**Task instructions:** Gather, from the data below, each line in which the word "this" occurs.

─── Supplied data ───

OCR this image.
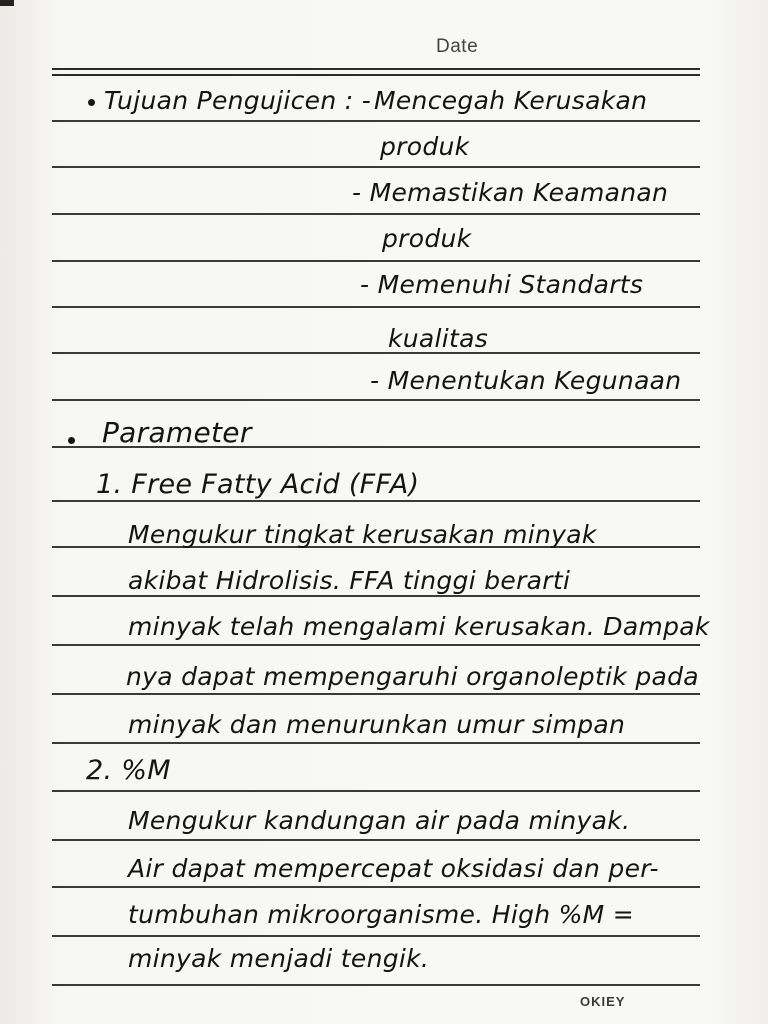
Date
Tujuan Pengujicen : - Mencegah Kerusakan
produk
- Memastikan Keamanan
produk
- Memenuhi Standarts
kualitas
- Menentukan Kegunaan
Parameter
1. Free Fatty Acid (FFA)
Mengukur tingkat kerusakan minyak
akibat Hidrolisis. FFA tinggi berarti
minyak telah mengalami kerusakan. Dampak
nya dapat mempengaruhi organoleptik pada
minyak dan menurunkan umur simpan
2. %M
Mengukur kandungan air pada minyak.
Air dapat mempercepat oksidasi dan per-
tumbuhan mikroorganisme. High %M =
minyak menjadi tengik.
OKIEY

───
─── Supplied data ───

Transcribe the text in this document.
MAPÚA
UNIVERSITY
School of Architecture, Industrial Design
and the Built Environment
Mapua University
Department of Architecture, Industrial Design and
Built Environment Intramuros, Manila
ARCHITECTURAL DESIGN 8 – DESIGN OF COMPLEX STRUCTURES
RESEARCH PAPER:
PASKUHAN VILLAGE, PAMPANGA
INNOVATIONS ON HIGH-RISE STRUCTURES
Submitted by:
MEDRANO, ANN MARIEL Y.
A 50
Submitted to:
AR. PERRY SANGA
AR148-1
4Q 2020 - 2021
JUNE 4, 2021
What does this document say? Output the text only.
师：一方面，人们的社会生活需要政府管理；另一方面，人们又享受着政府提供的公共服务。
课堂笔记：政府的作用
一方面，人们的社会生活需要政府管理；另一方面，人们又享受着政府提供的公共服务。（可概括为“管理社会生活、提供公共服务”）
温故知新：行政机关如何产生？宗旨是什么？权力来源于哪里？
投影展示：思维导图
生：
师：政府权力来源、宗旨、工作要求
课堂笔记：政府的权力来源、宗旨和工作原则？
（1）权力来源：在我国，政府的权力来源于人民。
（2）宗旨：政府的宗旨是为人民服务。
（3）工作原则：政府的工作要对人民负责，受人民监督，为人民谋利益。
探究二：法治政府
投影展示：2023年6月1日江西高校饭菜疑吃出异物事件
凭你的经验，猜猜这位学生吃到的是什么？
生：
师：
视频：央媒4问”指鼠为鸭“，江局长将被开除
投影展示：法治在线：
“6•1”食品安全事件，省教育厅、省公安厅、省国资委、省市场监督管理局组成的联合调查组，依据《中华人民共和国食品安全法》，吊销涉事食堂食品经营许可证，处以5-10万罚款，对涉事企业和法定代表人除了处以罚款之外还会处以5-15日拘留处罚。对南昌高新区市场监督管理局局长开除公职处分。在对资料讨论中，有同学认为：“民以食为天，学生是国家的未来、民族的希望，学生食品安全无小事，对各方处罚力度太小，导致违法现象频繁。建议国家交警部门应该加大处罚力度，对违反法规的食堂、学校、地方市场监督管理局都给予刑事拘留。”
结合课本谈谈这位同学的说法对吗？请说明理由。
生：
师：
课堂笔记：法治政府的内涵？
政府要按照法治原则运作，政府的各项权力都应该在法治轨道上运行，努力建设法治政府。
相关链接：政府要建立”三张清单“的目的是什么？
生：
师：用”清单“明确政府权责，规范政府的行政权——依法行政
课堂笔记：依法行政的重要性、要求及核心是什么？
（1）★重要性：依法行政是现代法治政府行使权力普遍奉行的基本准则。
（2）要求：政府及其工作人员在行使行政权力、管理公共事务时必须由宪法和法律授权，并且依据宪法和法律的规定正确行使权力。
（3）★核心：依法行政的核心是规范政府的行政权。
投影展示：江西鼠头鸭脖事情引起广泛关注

───

**Full output:**
OCR this image.
Transcribe the text in this document.
What does this document say? Output the text only.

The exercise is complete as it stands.